Written request: Report, as a bare number, how many lines contain the string "الهمداني".

——

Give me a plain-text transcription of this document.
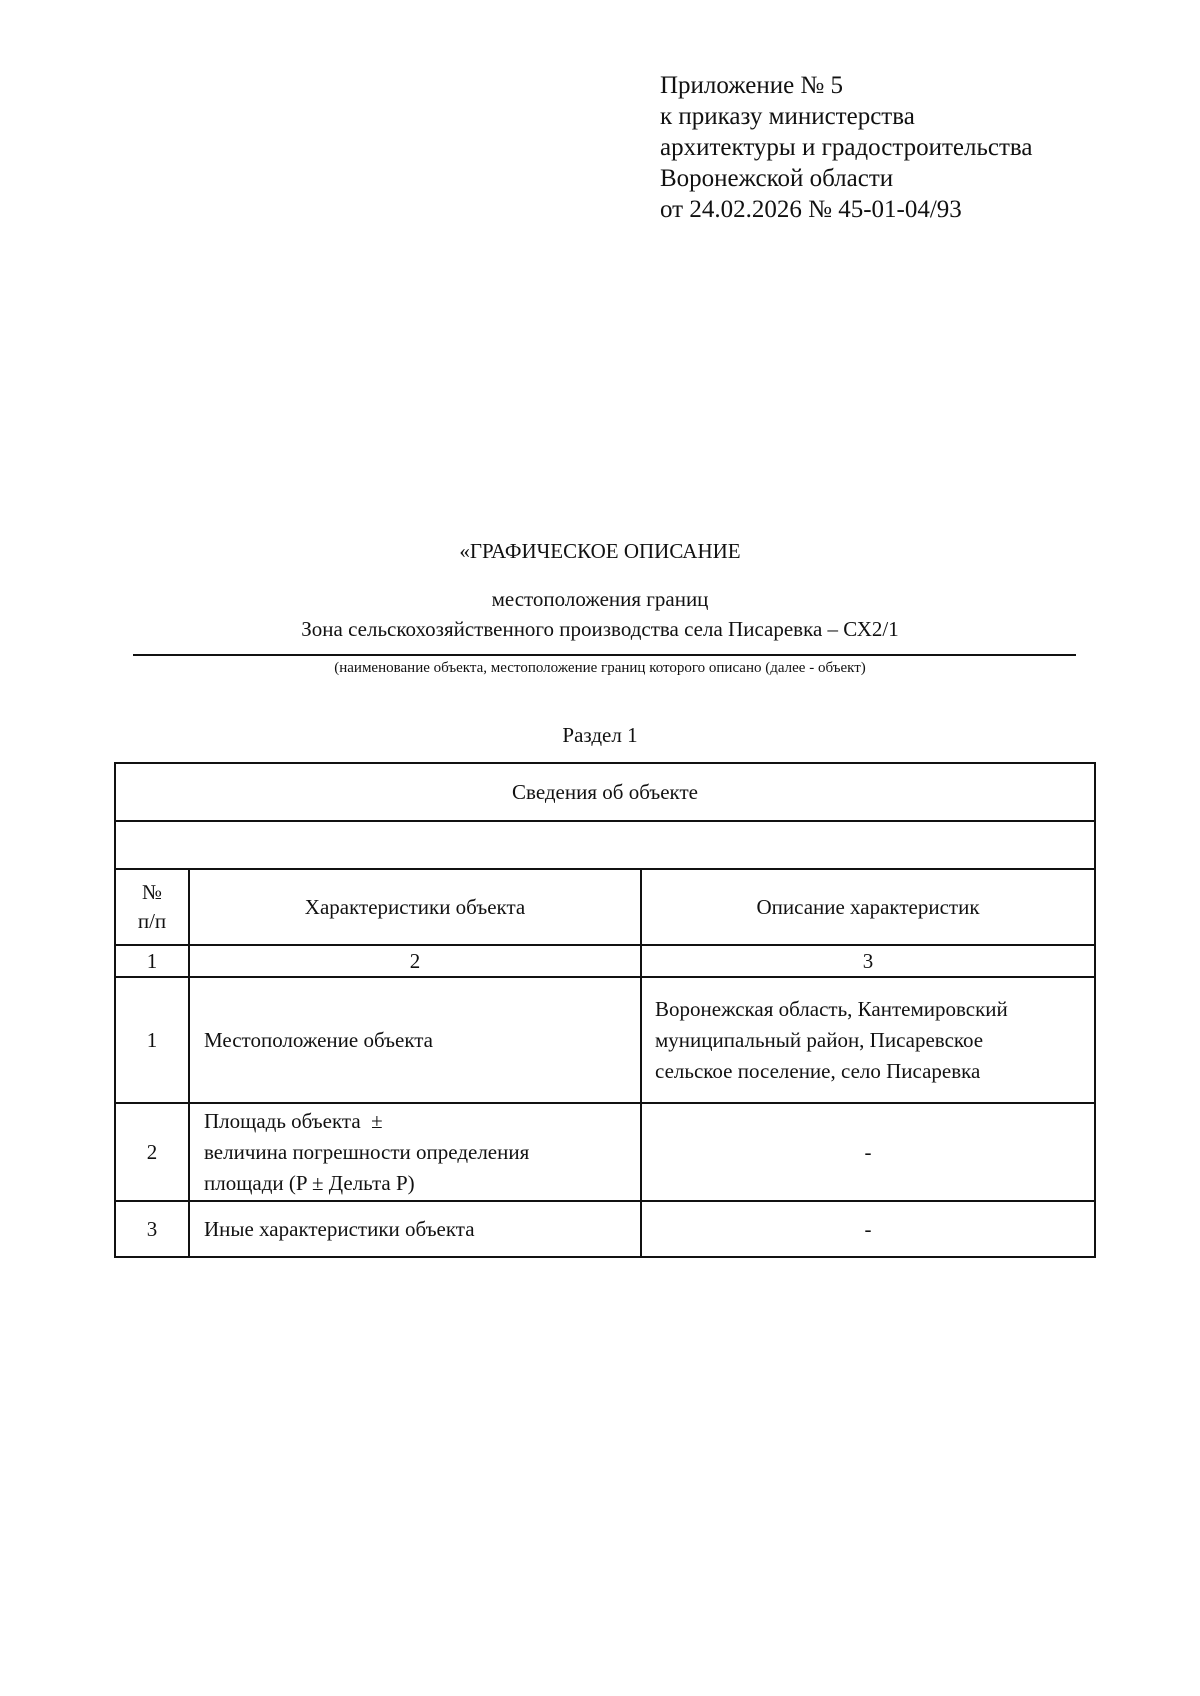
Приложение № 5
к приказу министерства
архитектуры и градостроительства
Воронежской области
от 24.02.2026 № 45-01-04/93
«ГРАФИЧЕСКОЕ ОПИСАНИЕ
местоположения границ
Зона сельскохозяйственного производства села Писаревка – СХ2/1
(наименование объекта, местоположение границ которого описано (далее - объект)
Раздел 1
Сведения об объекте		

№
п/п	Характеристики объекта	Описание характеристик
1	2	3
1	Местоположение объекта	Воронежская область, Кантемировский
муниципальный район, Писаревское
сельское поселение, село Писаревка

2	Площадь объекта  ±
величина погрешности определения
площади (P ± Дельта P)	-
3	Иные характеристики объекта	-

——

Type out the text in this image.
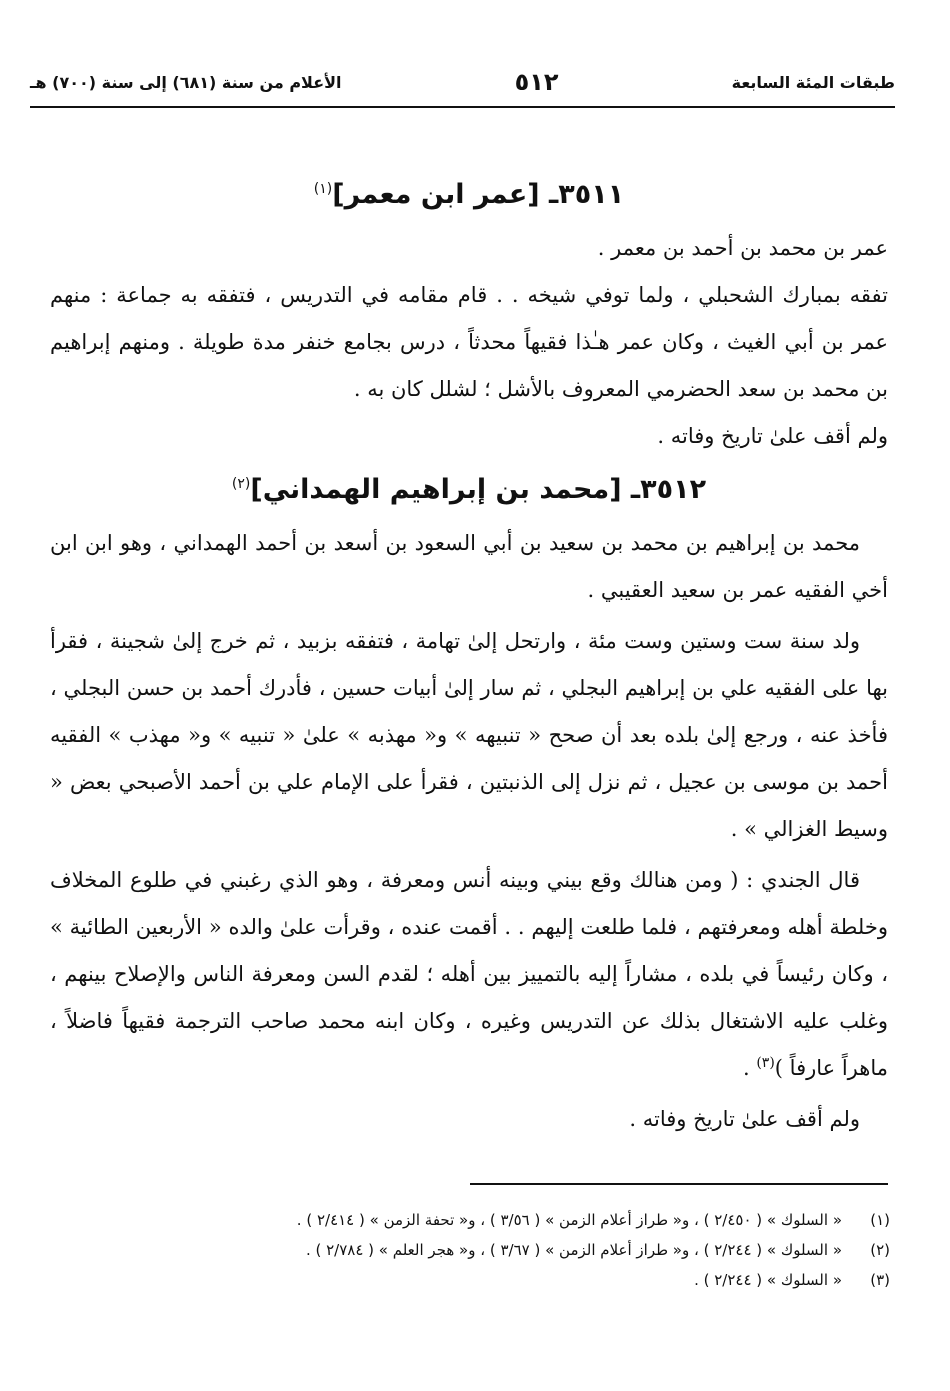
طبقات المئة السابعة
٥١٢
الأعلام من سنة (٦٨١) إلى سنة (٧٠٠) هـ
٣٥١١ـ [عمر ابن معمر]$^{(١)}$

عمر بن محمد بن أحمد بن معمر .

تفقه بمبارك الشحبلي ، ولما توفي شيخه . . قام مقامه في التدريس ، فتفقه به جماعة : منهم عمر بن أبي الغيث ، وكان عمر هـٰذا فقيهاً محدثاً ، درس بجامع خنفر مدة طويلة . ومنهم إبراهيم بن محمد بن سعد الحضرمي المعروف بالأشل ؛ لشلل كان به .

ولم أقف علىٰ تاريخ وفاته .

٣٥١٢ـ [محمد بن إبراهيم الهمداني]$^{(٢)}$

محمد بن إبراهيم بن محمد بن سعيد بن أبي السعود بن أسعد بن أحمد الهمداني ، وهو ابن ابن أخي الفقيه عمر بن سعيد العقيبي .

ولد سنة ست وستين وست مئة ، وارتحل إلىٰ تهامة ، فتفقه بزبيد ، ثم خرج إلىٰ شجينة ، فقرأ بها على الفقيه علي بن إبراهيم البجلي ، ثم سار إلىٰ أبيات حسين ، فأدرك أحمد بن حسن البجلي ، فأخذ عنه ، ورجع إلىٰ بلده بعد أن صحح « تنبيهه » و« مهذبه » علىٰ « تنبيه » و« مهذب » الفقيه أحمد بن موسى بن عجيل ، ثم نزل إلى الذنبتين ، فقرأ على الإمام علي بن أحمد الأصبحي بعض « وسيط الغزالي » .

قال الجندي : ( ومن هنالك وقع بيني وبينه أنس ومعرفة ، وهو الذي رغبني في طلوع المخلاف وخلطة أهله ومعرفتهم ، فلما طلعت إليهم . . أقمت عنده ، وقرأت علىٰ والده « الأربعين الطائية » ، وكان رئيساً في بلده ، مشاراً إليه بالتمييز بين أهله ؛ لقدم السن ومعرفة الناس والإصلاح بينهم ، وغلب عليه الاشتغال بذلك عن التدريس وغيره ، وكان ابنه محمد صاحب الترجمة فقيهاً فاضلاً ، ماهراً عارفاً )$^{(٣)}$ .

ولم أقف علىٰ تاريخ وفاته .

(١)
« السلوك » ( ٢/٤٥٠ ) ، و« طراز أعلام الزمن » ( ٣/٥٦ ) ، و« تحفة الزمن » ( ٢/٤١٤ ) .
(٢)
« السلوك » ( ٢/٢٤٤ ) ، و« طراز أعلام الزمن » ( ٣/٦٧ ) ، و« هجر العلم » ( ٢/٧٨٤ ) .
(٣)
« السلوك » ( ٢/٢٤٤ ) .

——

Solution to this problem: 2